> _Objective_: Copy the data exactly as it appears, and do not include any pictures.

[Items listed in a dataset]
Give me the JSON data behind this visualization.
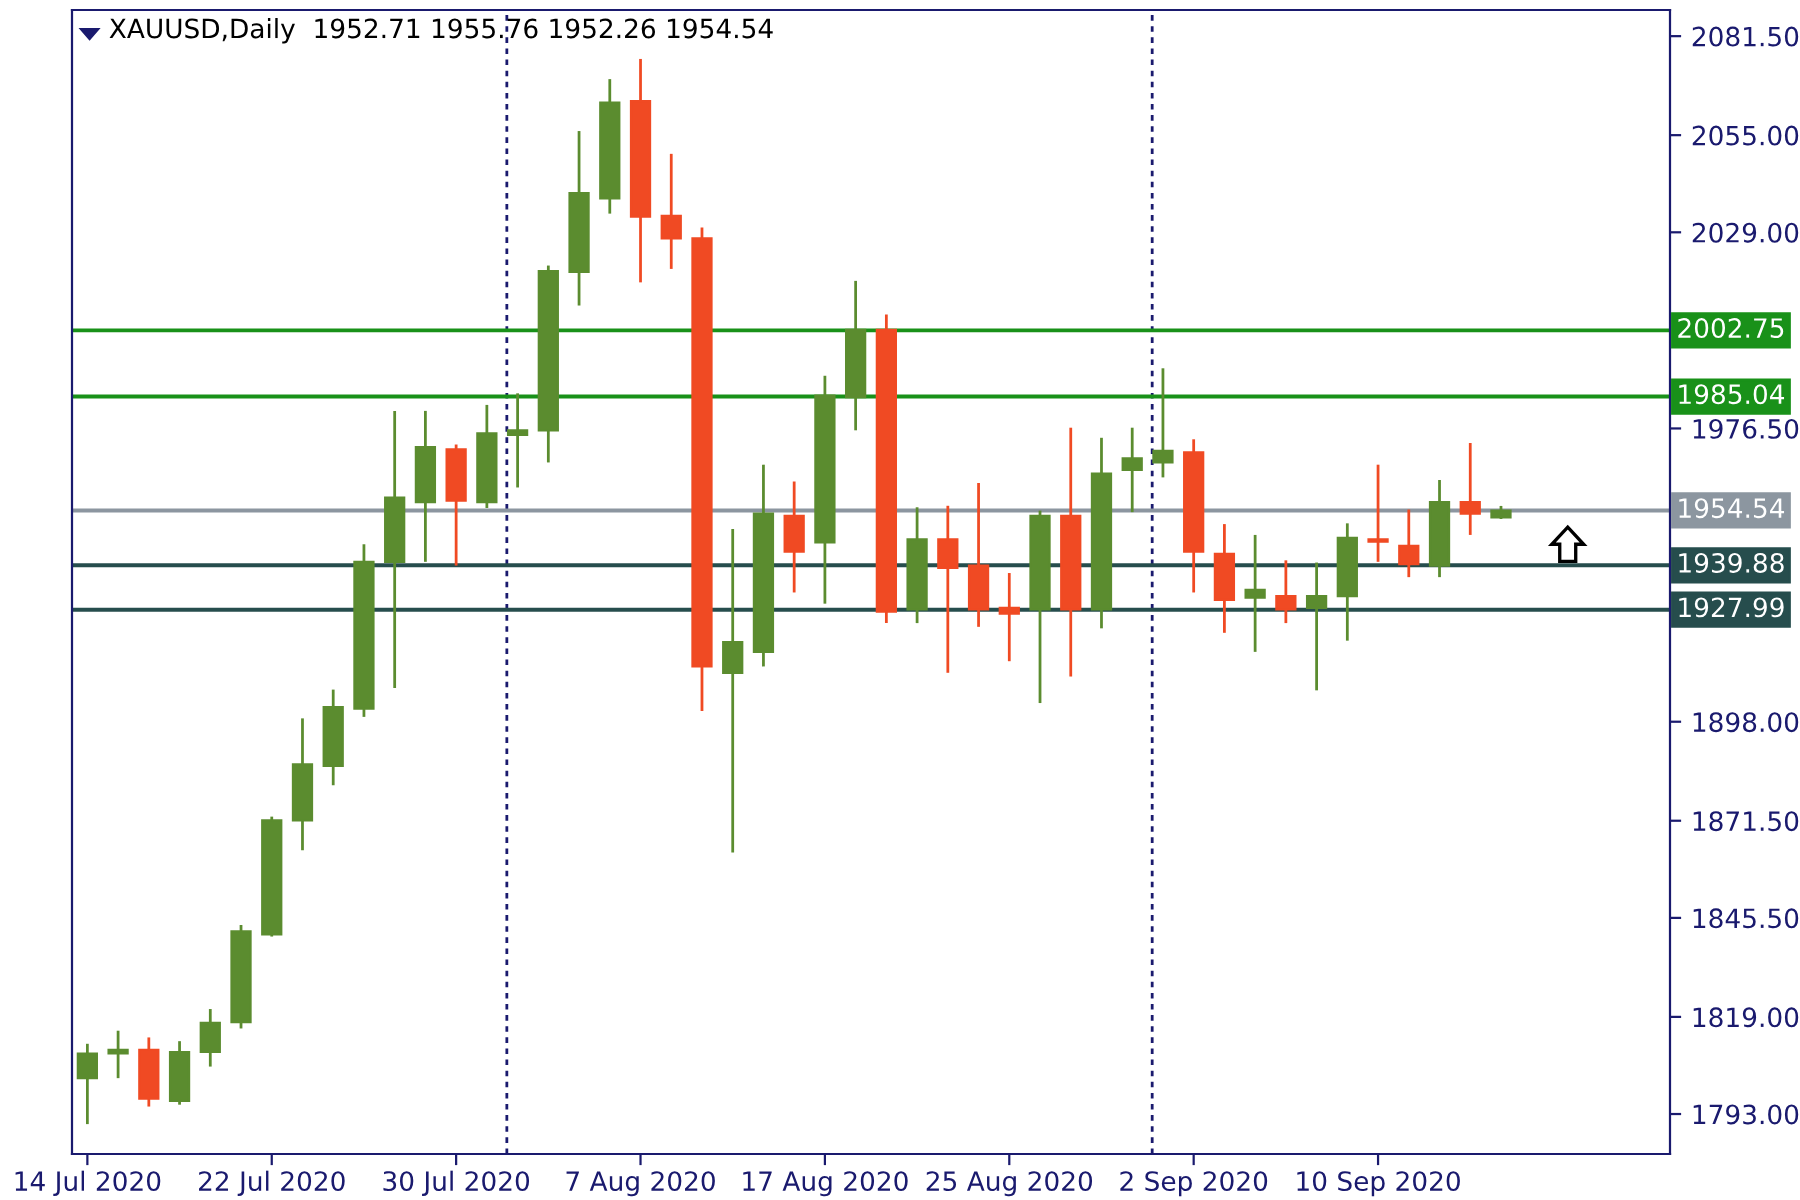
{
  "chart_data": {
    "type": "candlestick",
    "title": "XAUUSD,Daily  1952.71 1955.76 1952.26 1954.54",
    "categories": [
      "14 Jul 2020",
      null,
      null,
      null,
      null,
      null,
      "22 Jul 2020",
      null,
      null,
      null,
      null,
      null,
      "30 Jul 2020",
      null,
      null,
      null,
      null,
      null,
      "7 Aug 2020",
      null,
      null,
      null,
      null,
      null,
      "17 Aug 2020",
      null,
      null,
      null,
      null,
      null,
      "25 Aug 2020",
      null,
      null,
      null,
      null,
      null,
      "2 Sep 2020",
      null,
      null,
      null,
      null,
      null,
      "10 Sep 2020",
      null,
      null,
      null,
      null,
      null,
      null,
      null,
      null,
      null
    ],
    "ohlc": [
      [
        1802.6,
        1811.8,
        1790.3,
        1809.2
      ],
      [
        1809.2,
        1815.3,
        1802.6,
        1810.2
      ],
      [
        1810.2,
        1813.5,
        1795.0,
        1797.1
      ],
      [
        1796.5,
        1812.5,
        1795.5,
        1809.6
      ],
      [
        1809.6,
        1821.1,
        1805.7,
        1817.4
      ],
      [
        1817.6,
        1843.6,
        1815.9,
        1841.9
      ],
      [
        1841.1,
        1872.6,
        1840.5,
        1871.6
      ],
      [
        1871.6,
        1898.9,
        1863.6,
        1886.6
      ],
      [
        1886.2,
        1906.6,
        1881.0,
        1901.9
      ],
      [
        1901.5,
        1945.5,
        1899.3,
        1940.8
      ],
      [
        1940.8,
        1981.2,
        1907.0,
        1958.0
      ],
      [
        1956.8,
        1981.2,
        1940.8,
        1971.5
      ],
      [
        1970.9,
        1972.2,
        1939.8,
        1957.2
      ],
      [
        1956.8,
        1982.8,
        1955.2,
        1975.2
      ],
      [
        1974.8,
        1985.9,
        1960.7,
        1976.0
      ],
      [
        1976.0,
        2020.1,
        1967.4,
        2018.6
      ],
      [
        2018.4,
        2056.1,
        2009.4,
        2039.5
      ],
      [
        2038.1,
        2070.0,
        2034.0,
        2063.7
      ],
      [
        2064.1,
        2075.4,
        2015.6,
        2033.2
      ],
      [
        2033.4,
        2050.0,
        2019.2,
        2027.4
      ],
      [
        2027.4,
        2030.3,
        1900.9,
        1912.8
      ],
      [
        1911.1,
        1949.6,
        1863.0,
        1919.3
      ],
      [
        1916.7,
        1966.8,
        1912.8,
        1953.7
      ],
      [
        1953.1,
        1962.3,
        1932.6,
        1943.5
      ],
      [
        1946.0,
        1990.6,
        1929.6,
        1985.3
      ],
      [
        1984.9,
        2016.0,
        1976.0,
        2002.9
      ],
      [
        2002.9,
        2007.0,
        1924.4,
        1927.5
      ],
      [
        1928.1,
        1955.4,
        1924.4,
        1946.8
      ],
      [
        1946.8,
        1955.8,
        1911.1,
        1939.2
      ],
      [
        1939.8,
        1961.9,
        1923.4,
        1928.1
      ],
      [
        1928.5,
        1937.8,
        1914.2,
        1926.9
      ],
      [
        1928.1,
        1954.5,
        1903.0,
        1953.1
      ],
      [
        1953.1,
        1976.7,
        1910.1,
        1928.1
      ],
      [
        1928.1,
        1974.0,
        1923.0,
        1964.4
      ],
      [
        1965.4,
        1976.7,
        1954.1,
        1968.5
      ],
      [
        1967.4,
        1992.6,
        1963.4,
        1970.5
      ],
      [
        1970.1,
        1973.6,
        1932.6,
        1943.5
      ],
      [
        1942.9,
        1950.9,
        1921.8,
        1930.6
      ],
      [
        1931.2,
        1948.0,
        1916.7,
        1933.3
      ],
      [
        1931.6,
        1941.2,
        1924.4,
        1928.1
      ],
      [
        1928.5,
        1940.6,
        1906.4,
        1931.6
      ],
      [
        1931.6,
        1951.1,
        1919.7,
        1947.2
      ],
      [
        1946.8,
        1966.8,
        1940.8,
        1946.2
      ],
      [
        1945.1,
        1954.8,
        1936.7,
        1940.2
      ],
      [
        1939.8,
        1962.7,
        1936.7,
        1956.8
      ],
      [
        1956.8,
        1972.6,
        1948.0,
        1953.7
      ],
      [
        1952.71,
        1955.76,
        1952.26,
        1954.54
      ],
      null,
      null,
      null,
      null,
      null
    ],
    "colors": [
      "#5b8c2f",
      "#5b8c2f",
      "#f04a23",
      "#5b8c2f",
      "#5b8c2f",
      "#5b8c2f",
      "#5b8c2f",
      "#5b8c2f",
      "#5b8c2f",
      "#5b8c2f",
      "#5b8c2f",
      "#5b8c2f",
      "#f04a23",
      "#5b8c2f",
      "#5b8c2f",
      "#5b8c2f",
      "#5b8c2f",
      "#5b8c2f",
      "#f04a23",
      "#f04a23",
      "#f04a23",
      "#5b8c2f",
      "#5b8c2f",
      "#f04a23",
      "#5b8c2f",
      "#5b8c2f",
      "#f04a23",
      "#5b8c2f",
      "#f04a23",
      "#f04a23",
      "#f04a23",
      "#5b8c2f",
      "#f04a23",
      "#5b8c2f",
      "#5b8c2f",
      "#5b8c2f",
      "#f04a23",
      "#f04a23",
      "#5b8c2f",
      "#f04a23",
      "#5b8c2f",
      "#5b8c2f",
      "#f04a23",
      "#f04a23",
      "#5b8c2f",
      "#f04a23",
      "#5b8c2f",
      null,
      null,
      null,
      null,
      null
    ],
    "ylim": [
      1782.3,
      2088.5
    ],
    "yticks": [
      {
        "value": 1793,
        "label": "1793.00"
      },
      {
        "value": 1819,
        "label": "1819.00"
      },
      {
        "value": 1845.5,
        "label": "1845.50"
      },
      {
        "value": 1871.5,
        "label": "1871.50"
      },
      {
        "value": 1898,
        "label": "1898.00"
      },
      {
        "value": 1976.5,
        "label": "1976.50"
      },
      {
        "value": 2029,
        "label": "2029.00"
      },
      {
        "value": 2055,
        "label": "2055.00"
      },
      {
        "value": 2081.5,
        "label": "2081.50"
      }
    ],
    "ref_lines": [
      {
        "axis": "y",
        "value": 2002.75,
        "label": "2002.75",
        "color": "#199119",
        "line_style": "solid"
      },
      {
        "axis": "y",
        "value": 1985.04,
        "label": "1985.04",
        "color": "#199119",
        "line_style": "solid"
      },
      {
        "axis": "y",
        "value": 1954.54,
        "label": "1954.54",
        "color": "#8c96a0",
        "line_style": "solid"
      },
      {
        "axis": "y",
        "value": 1939.88,
        "label": "1939.88",
        "color": "#264d4d",
        "line_style": "solid"
      },
      {
        "axis": "y",
        "value": 1927.99,
        "label": "1927.99",
        "color": "#264d4d",
        "line_style": "solid"
      }
    ],
    "grid": false,
    "legend": false
  }
}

> _Task answer_:
Give me the JSON data behind this visualization.
{
  "chart_data": {
    "type": "candlestick",
    "title": "XAUUSD,Daily  1952.71 1955.76 1952.26 1954.54",
    "categories": [
      "14 Jul 2020",
      null,
      null,
      null,
      null,
      null,
      "22 Jul 2020",
      null,
      null,
      null,
      null,
      null,
      "30 Jul 2020",
      null,
      null,
      null,
      null,
      null,
      "7 Aug 2020",
      null,
      null,
      null,
      null,
      null,
      "17 Aug 2020",
      null,
      null,
      null,
      null,
      null,
      "25 Aug 2020",
      null,
      null,
      null,
      null,
      null,
      "2 Sep 2020",
      null,
      null,
      null,
      null,
      null,
      "10 Sep 2020",
      null,
      null,
      null,
      null,
      null,
      null,
      null,
      null,
      null
    ],
    "ohlc": [
      [
        1802.6,
        1811.8,
        1790.3,
        1809.2
      ],
      [
        1809.2,
        1815.3,
        1802.6,
        1810.2
      ],
      [
        1810.2,
        1813.5,
        1795.0,
        1797.1
      ],
      [
        1796.5,
        1812.5,
        1795.5,
        1809.6
      ],
      [
        1809.6,
        1821.1,
        1805.7,
        1817.4
      ],
      [
        1817.6,
        1843.6,
        1815.9,
        1841.9
      ],
      [
        1841.1,
        1872.6,
        1840.5,
        1871.6
      ],
      [
        1871.6,
        1898.9,
        1863.6,
        1886.6
      ],
      [
        1886.2,
        1906.6,
        1881.0,
        1901.9
      ],
      [
        1901.5,
        1945.5,
        1899.3,
        1940.8
      ],
      [
        1940.8,
        1981.2,
        1907.0,
        1958.0
      ],
      [
        1956.8,
        1981.2,
        1940.8,
        1971.5
      ],
      [
        1970.9,
        1972.2,
        1939.8,
        1957.2
      ],
      [
        1956.8,
        1982.8,
        1955.2,
        1975.2
      ],
      [
        1974.8,
        1985.9,
        1960.7,
        1976.0
      ],
      [
        1976.0,
        2020.1,
        1967.4,
        2018.6
      ],
      [
        2018.4,
        2056.1,
        2009.4,
        2039.5
      ],
      [
        2038.1,
        2070.0,
        2034.0,
        2063.7
      ],
      [
        2064.1,
        2075.4,
        2015.6,
        2033.2
      ],
      [
        2033.4,
        2050.0,
        2019.2,
        2027.4
      ],
      [
        2027.4,
        2030.3,
        1900.9,
        1912.8
      ],
      [
        1911.1,
        1949.6,
        1863.0,
        1919.3
      ],
      [
        1916.7,
        1966.8,
        1912.8,
        1953.7
      ],
      [
        1953.1,
        1962.3,
        1932.6,
        1943.5
      ],
      [
        1946.0,
        1990.6,
        1929.6,
        1985.3
      ],
      [
        1984.9,
        2016.0,
        1976.0,
        2002.9
      ],
      [
        2002.9,
        2007.0,
        1924.4,
        1927.5
      ],
      [
        1928.1,
        1955.4,
        1924.4,
        1946.8
      ],
      [
        1946.8,
        1955.8,
        1911.1,
        1939.2
      ],
      [
        1939.8,
        1961.9,
        1923.4,
        1928.1
      ],
      [
        1928.5,
        1937.8,
        1914.2,
        1926.9
      ],
      [
        1928.1,
        1954.5,
        1903.0,
        1953.1
      ],
      [
        1953.1,
        1976.7,
        1910.1,
        1928.1
      ],
      [
        1928.1,
        1974.0,
        1923.0,
        1964.4
      ],
      [
        1965.4,
        1976.7,
        1954.1,
        1968.5
      ],
      [
        1967.4,
        1992.6,
        1963.4,
        1970.5
      ],
      [
        1970.1,
        1973.6,
        1932.6,
        1943.5
      ],
      [
        1942.9,
        1950.9,
        1921.8,
        1930.6
      ],
      [
        1931.2,
        1948.0,
        1916.7,
        1933.3
      ],
      [
        1931.6,
        1941.2,
        1924.4,
        1928.1
      ],
      [
        1928.5,
        1940.6,
        1906.4,
        1931.6
      ],
      [
        1931.6,
        1951.1,
        1919.7,
        1947.2
      ],
      [
        1946.8,
        1966.8,
        1940.8,
        1946.2
      ],
      [
        1945.1,
        1954.8,
        1936.7,
        1940.2
      ],
      [
        1939.8,
        1962.7,
        1936.7,
        1956.8
      ],
      [
        1956.8,
        1972.6,
        1948.0,
        1953.7
      ],
      [
        1952.71,
        1955.76,
        1952.26,
        1954.54
      ],
      null,
      null,
      null,
      null,
      null
    ],
    "colors": [
      "#5b8c2f",
      "#5b8c2f",
      "#f04a23",
      "#5b8c2f",
      "#5b8c2f",
      "#5b8c2f",
      "#5b8c2f",
      "#5b8c2f",
      "#5b8c2f",
      "#5b8c2f",
      "#5b8c2f",
      "#5b8c2f",
      "#f04a23",
      "#5b8c2f",
      "#5b8c2f",
      "#5b8c2f",
      "#5b8c2f",
      "#5b8c2f",
      "#f04a23",
      "#f04a23",
      "#f04a23",
      "#5b8c2f",
      "#5b8c2f",
      "#f04a23",
      "#5b8c2f",
      "#5b8c2f",
      "#f04a23",
      "#5b8c2f",
      "#f04a23",
      "#f04a23",
      "#f04a23",
      "#5b8c2f",
      "#f04a23",
      "#5b8c2f",
      "#5b8c2f",
      "#5b8c2f",
      "#f04a23",
      "#f04a23",
      "#5b8c2f",
      "#f04a23",
      "#5b8c2f",
      "#5b8c2f",
      "#f04a23",
      "#f04a23",
      "#5b8c2f",
      "#f04a23",
      "#5b8c2f",
      null,
      null,
      null,
      null,
      null
    ],
    "ylim": [
      1782.3,
      2088.5
    ],
    "yticks": [
      {
        "value": 1793,
        "label": "1793.00"
      },
      {
        "value": 1819,
        "label": "1819.00"
      },
      {
        "value": 1845.5,
        "label": "1845.50"
      },
      {
        "value": 1871.5,
        "label": "1871.50"
      },
      {
        "value": 1898,
        "label": "1898.00"
      },
      {
        "value": 1976.5,
        "label": "1976.50"
      },
      {
        "value": 2029,
        "label": "2029.00"
      },
      {
        "value": 2055,
        "label": "2055.00"
      },
      {
        "value": 2081.5,
        "label": "2081.50"
      }
    ],
    "ref_lines": [
      {
        "axis": "y",
        "value": 2002.75,
        "label": "2002.75",
        "color": "#199119",
        "line_style": "solid"
      },
      {
        "axis": "y",
        "value": 1985.04,
        "label": "1985.04",
        "color": "#199119",
        "line_style": "solid"
      },
      {
        "axis": "y",
        "value": 1954.54,
        "label": "1954.54",
        "color": "#8c96a0",
        "line_style": "solid"
      },
      {
        "axis": "y",
        "value": 1939.88,
        "label": "1939.88",
        "color": "#264d4d",
        "line_style": "solid"
      },
      {
        "axis": "y",
        "value": 1927.99,
        "label": "1927.99",
        "color": "#264d4d",
        "line_style": "solid"
      }
    ],
    "grid": false,
    "legend": false
  }
}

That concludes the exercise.